THE TASK: Copy out each line of the data that holds the word "review".

== SUPPLIED RECORDS

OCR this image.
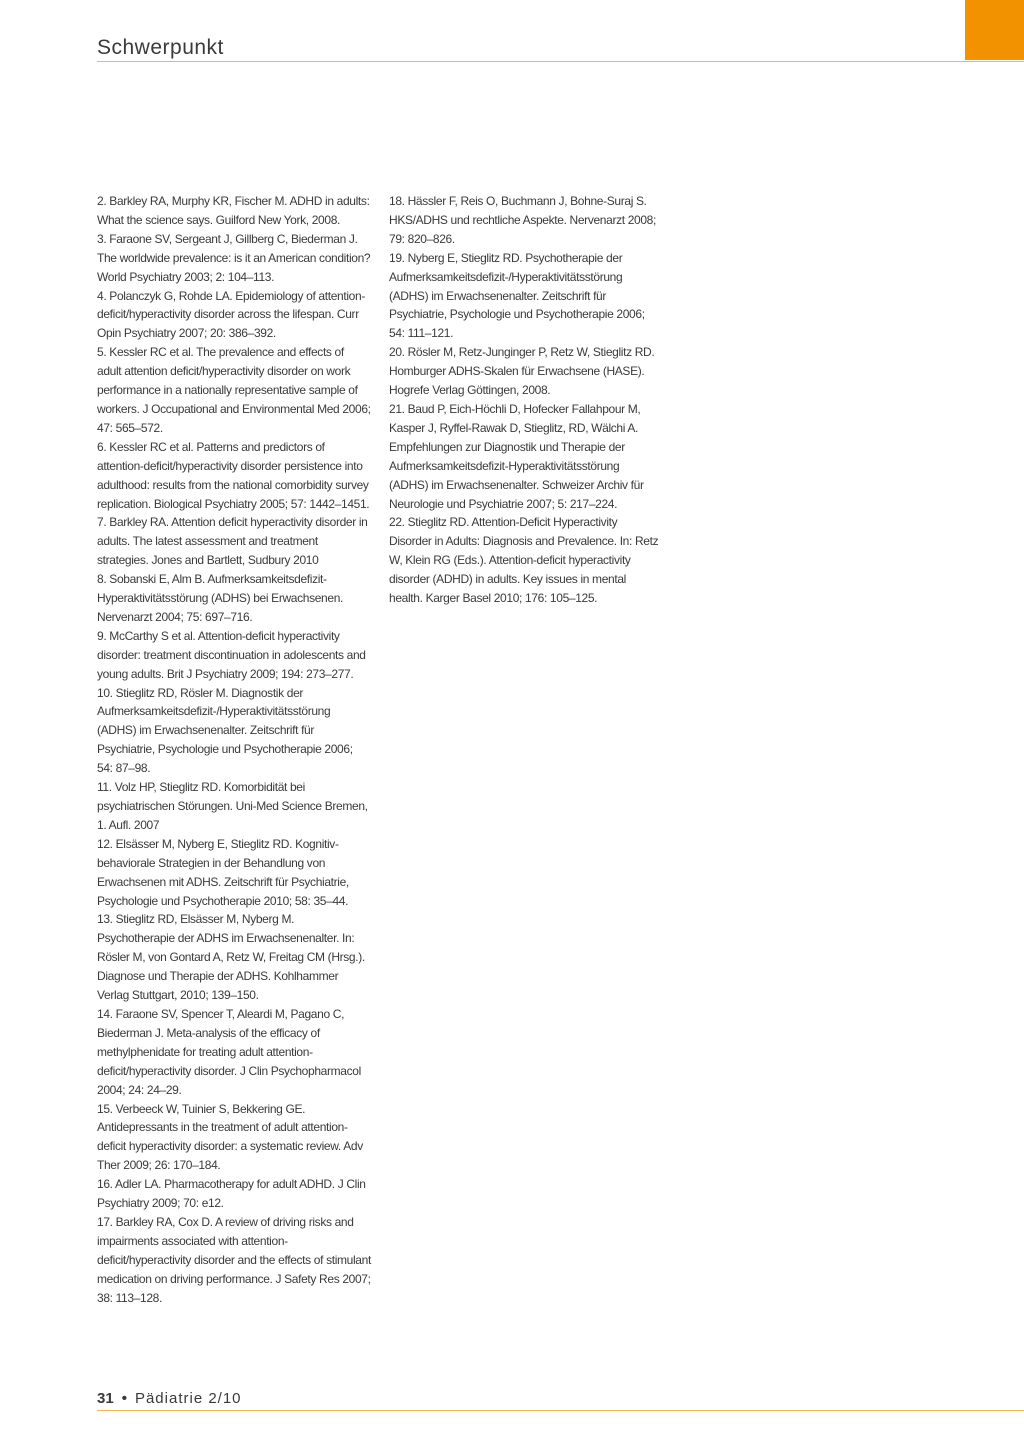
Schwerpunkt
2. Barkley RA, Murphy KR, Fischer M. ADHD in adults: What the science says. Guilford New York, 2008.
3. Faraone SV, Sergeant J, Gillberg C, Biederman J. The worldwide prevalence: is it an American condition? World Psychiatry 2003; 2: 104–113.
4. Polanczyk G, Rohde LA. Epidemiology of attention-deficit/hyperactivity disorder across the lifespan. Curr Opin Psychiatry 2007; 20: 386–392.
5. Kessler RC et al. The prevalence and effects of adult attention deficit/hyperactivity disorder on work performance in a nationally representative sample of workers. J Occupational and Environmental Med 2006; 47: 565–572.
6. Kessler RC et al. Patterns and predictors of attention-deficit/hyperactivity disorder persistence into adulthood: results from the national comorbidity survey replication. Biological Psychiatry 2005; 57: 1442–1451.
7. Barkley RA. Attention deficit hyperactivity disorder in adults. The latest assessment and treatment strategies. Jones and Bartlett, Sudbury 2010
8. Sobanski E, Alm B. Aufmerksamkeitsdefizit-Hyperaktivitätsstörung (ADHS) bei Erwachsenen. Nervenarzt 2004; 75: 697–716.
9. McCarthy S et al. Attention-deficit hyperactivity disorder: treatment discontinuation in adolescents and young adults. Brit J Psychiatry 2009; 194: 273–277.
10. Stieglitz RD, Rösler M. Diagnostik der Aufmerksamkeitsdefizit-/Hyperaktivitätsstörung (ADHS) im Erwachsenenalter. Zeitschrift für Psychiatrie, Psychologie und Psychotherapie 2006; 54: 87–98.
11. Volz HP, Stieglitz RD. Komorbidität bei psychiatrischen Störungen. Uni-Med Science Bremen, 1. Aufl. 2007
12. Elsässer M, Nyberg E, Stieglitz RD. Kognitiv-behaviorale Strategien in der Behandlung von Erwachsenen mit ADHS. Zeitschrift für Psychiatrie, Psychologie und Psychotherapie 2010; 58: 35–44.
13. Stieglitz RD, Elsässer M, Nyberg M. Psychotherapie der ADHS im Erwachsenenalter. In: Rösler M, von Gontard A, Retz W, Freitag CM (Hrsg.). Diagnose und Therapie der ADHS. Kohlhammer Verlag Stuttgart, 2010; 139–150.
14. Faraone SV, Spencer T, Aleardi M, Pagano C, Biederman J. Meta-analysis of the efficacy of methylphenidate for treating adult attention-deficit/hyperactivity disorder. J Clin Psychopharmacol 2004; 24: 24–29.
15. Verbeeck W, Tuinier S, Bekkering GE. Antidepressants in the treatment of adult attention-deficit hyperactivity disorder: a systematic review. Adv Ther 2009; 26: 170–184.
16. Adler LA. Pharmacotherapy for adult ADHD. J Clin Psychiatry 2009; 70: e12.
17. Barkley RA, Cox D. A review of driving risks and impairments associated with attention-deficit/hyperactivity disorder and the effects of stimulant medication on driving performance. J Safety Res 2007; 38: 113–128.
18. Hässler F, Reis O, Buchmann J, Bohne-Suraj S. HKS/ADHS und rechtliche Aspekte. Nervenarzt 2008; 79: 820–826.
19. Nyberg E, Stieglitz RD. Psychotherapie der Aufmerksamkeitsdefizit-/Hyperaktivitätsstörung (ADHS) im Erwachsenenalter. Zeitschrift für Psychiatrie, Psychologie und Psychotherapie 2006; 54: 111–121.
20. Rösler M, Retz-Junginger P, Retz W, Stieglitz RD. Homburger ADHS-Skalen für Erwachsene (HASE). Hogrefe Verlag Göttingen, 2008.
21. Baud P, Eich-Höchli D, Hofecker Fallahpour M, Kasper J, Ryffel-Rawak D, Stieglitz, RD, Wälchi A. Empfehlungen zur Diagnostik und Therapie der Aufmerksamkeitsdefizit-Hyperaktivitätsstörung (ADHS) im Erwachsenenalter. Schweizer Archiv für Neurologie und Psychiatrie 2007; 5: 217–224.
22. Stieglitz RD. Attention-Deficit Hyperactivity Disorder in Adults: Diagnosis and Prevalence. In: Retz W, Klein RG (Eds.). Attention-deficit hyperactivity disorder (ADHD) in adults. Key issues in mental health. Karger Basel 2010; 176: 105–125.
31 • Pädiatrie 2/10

====
== SUPPLIED RECORDS

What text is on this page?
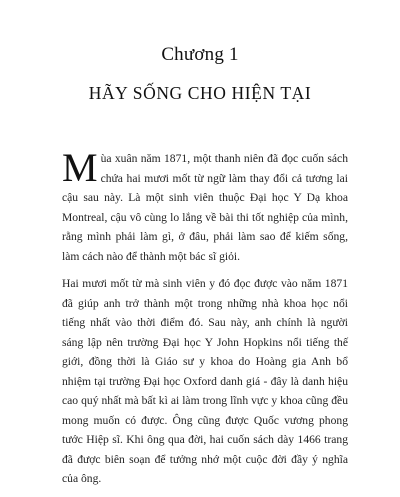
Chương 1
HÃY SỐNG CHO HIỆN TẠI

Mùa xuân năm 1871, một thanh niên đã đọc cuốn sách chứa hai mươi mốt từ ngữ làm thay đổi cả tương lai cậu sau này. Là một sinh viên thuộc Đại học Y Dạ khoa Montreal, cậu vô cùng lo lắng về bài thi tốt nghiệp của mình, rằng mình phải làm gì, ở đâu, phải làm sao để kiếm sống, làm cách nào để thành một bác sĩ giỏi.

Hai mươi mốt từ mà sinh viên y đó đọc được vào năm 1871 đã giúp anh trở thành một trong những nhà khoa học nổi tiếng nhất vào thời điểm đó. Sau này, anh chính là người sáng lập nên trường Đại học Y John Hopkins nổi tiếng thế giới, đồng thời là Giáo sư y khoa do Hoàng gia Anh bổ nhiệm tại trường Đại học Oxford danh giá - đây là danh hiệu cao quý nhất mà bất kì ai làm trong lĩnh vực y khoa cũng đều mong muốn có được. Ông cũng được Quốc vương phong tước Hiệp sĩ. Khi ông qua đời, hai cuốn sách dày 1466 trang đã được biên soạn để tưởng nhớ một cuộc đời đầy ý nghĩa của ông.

====

WRITTEN RESPONSE:
15. Verbeeck W, Tuinier S, Bekkering GE. Antidepressants in the treatment of adult attention-deficit hyperactivity disorder: a systematic review. Adv Ther 2009; 26: 170–184.
17. Barkley RA, Cox D. A review of driving risks and impairments associated with attention-deficit/hyperactivity disorder and the effects of stimulant medication on driving performance. J Safety Res 2007; 38: 113–128.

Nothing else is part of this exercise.